Transcribe every record that appears below, exactly and in full.

— START Task inputs —

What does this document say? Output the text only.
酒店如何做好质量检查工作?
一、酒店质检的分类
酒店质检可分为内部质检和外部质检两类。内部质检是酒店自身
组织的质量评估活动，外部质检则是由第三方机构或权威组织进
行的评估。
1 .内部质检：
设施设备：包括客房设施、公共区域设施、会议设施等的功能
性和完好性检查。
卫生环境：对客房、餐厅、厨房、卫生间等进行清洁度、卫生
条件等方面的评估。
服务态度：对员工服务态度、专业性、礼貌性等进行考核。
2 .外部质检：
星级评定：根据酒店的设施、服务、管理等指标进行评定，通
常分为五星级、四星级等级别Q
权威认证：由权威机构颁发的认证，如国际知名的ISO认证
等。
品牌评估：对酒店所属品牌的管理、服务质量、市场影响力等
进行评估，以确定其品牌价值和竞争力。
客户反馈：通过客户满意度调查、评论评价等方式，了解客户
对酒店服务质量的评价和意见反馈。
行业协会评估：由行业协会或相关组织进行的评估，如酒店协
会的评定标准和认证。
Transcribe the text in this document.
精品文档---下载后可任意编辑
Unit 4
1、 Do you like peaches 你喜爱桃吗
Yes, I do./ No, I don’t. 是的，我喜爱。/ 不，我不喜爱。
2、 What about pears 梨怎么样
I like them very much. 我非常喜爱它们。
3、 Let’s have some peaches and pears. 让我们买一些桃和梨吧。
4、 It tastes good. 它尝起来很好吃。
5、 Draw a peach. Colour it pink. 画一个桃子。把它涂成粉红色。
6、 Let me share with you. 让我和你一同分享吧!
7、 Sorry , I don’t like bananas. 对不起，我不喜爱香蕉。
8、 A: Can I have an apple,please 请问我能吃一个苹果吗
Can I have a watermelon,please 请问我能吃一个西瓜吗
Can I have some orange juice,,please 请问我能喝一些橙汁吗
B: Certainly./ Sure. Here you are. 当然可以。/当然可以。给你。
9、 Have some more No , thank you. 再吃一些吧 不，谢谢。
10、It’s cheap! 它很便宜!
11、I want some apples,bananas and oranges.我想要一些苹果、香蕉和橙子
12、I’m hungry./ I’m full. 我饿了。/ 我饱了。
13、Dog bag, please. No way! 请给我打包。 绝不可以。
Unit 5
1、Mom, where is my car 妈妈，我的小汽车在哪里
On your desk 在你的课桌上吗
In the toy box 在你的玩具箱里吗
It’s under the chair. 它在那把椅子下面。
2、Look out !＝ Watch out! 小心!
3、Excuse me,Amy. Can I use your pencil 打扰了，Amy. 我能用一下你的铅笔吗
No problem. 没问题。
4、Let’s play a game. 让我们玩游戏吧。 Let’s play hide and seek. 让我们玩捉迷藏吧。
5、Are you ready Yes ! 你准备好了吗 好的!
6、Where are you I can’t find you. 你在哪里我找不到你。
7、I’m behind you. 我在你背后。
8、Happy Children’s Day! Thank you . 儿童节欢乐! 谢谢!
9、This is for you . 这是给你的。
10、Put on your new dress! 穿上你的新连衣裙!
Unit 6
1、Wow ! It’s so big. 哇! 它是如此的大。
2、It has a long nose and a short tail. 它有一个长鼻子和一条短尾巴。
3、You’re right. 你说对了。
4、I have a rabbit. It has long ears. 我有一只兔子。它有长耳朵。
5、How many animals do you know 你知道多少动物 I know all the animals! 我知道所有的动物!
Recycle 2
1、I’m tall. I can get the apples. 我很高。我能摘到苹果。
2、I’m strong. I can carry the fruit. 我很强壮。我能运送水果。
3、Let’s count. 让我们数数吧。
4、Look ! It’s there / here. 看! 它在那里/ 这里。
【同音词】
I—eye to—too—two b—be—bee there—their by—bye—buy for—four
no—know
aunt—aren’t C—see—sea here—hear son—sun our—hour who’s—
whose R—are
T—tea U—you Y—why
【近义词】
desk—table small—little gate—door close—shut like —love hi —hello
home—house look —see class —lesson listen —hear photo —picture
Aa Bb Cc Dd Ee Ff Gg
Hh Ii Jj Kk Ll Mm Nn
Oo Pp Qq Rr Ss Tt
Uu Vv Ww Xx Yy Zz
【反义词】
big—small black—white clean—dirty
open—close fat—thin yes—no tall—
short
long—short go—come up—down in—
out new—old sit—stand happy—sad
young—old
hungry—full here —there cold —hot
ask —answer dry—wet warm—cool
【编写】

— END Task inputs —

### Correct answer:
What does this document say? Output the text only.
酒店如何做好质量检查工作?
一、酒店质检的分类
酒店质检可分为内部质检和外部质检两类。内部质检是酒店自身
组织的质量评估活动，外部质检则是由第三方机构或权威组织进
行的评估。
1 .内部质检：
设施设备：包括客房设施、公共区域设施、会议设施等的功能
性和完好性检查。
卫生环境：对客房、餐厅、厨房、卫生间等进行清洁度、卫生
条件等方面的评估。
服务态度：对员工服务态度、专业性、礼貌性等进行考核。
2 .外部质检：
星级评定：根据酒店的设施、服务、管理等指标进行评定，通
常分为五星级、四星级等级别Q
权威认证：由权威机构颁发的认证，如国际知名的ISO认证
等。
品牌评估：对酒店所属品牌的管理、服务质量、市场影响力等
进行评估，以确定其品牌价值和竞争力。
客户反馈：通过客户满意度调查、评论评价等方式，了解客户
对酒店服务质量的评价和意见反馈。
行业协会评估：由行业协会或相关组织进行的评估，如酒店协
会的评定标准和认证。
Transcribe the text in this document.
精品文档---下载后可任意编辑
Unit 4
1、 Do you like peaches 你喜爱桃吗
Yes, I do./ No, I don’t. 是的，我喜爱。/ 不，我不喜爱。
2、 What about pears 梨怎么样
I like them very much. 我非常喜爱它们。
3、 Let’s have some peaches and pears. 让我们买一些桃和梨吧。
4、 It tastes good. 它尝起来很好吃。
5、 Draw a peach. Colour it pink. 画一个桃子。把它涂成粉红色。
6、 Let me share with you. 让我和你一同分享吧!
7、 Sorry , I don’t like bananas. 对不起，我不喜爱香蕉。
8、 A: Can I have an apple,please 请问我能吃一个苹果吗
Can I have a watermelon,please 请问我能吃一个西瓜吗
Can I have some orange juice,,please 请问我能喝一些橙汁吗
B: Certainly./ Sure. Here you are. 当然可以。/当然可以。给你。
9、 Have some more No , thank you. 再吃一些吧 不，谢谢。
10、It’s cheap! 它很便宜!
11、I want some apples,bananas and oranges.我想要一些苹果、香蕉和橙子
12、I’m hungry./ I’m full. 我饿了。/ 我饱了。
13、Dog bag, please. No way! 请给我打包。 绝不可以。
Unit 5
1、Mom, where is my car 妈妈，我的小汽车在哪里
On your desk 在你的课桌上吗
In the toy box 在你的玩具箱里吗
It’s under the chair. 它在那把椅子下面。
2、Look out !＝ Watch out! 小心!
3、Excuse me,Amy. Can I use your pencil 打扰了，Amy. 我能用一下你的铅笔吗
No problem. 没问题。
4、Let’s play a game. 让我们玩游戏吧。 Let’s play hide and seek. 让我们玩捉迷藏吧。
5、Are you ready Yes ! 你准备好了吗 好的!
6、Where are you I can’t find you. 你在哪里我找不到你。
7、I’m behind you. 我在你背后。
8、Happy Children’s Day! Thank you . 儿童节欢乐! 谢谢!
9、This is for you . 这是给你的。
10、Put on your new dress! 穿上你的新连衣裙!
Unit 6
1、Wow ! It’s so big. 哇! 它是如此的大。
2、It has a long nose and a short tail. 它有一个长鼻子和一条短尾巴。
3、You’re right. 你说对了。
4、I have a rabbit. It has long ears. 我有一只兔子。它有长耳朵。
5、How many animals do you know 你知道多少动物 I know all the animals! 我知道所有的动物!
Recycle 2
1、I’m tall. I can get the apples. 我很高。我能摘到苹果。
2、I’m strong. I can carry the fruit. 我很强壮。我能运送水果。
3、Let’s count. 让我们数数吧。
4、Look ! It’s there / here. 看! 它在那里/ 这里。
【同音词】
I—eye to—too—two b—be—bee there—their by—bye—buy for—four
no—know
aunt—aren’t C—see—sea here—hear son—sun our—hour who’s—
whose R—are
T—tea U—you Y—why
【近义词】
desk—table small—little gate—door close—shut like —love hi —hello
home—house look —see class —lesson listen —hear photo —picture
Aa Bb Cc Dd Ee Ff Gg
Hh Ii Jj Kk Ll Mm Nn
Oo Pp Qq Rr Ss Tt
Uu Vv Ww Xx Yy Zz
【反义词】
big—small black—white clean—dirty
open—close fat—thin yes—no tall—
short
long—short go—come up—down in—
out new—old sit—stand happy—sad
young—old
hungry—full here —there cold —hot
ask —answer dry—wet warm—cool
【编写】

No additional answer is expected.